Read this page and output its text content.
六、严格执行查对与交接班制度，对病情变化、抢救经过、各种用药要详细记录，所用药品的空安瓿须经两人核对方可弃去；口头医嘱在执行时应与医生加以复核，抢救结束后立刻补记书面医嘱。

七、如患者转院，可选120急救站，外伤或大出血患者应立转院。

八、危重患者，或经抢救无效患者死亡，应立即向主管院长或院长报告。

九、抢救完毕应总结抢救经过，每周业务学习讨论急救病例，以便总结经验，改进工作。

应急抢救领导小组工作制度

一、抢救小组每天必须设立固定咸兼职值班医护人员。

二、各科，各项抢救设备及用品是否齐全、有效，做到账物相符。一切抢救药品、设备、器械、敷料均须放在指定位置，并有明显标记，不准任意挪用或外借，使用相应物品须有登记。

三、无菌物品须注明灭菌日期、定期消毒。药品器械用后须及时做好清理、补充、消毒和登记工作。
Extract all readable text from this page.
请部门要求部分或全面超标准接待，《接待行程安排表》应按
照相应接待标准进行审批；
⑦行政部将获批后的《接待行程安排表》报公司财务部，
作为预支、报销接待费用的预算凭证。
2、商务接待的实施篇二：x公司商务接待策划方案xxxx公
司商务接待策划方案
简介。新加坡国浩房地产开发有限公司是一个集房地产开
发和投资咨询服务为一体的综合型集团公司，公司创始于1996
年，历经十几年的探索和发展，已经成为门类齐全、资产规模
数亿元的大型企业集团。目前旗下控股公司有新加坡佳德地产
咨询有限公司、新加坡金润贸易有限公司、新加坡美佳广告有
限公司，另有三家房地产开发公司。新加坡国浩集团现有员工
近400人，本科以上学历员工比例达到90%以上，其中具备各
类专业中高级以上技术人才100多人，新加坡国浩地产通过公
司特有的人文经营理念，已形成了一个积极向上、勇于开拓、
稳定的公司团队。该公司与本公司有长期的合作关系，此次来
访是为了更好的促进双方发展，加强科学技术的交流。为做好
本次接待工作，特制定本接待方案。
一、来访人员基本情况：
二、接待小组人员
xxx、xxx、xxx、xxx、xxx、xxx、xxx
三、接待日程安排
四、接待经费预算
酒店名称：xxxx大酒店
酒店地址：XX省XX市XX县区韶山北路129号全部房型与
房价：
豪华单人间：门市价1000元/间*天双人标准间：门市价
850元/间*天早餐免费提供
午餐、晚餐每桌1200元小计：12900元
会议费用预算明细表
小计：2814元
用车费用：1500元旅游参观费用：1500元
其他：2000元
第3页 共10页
****************
→ **Task brief**
Gather all lines of the records that include the word "this".

→ **Correct response**
Read this page and output its text content.
Extract all readable text from this page.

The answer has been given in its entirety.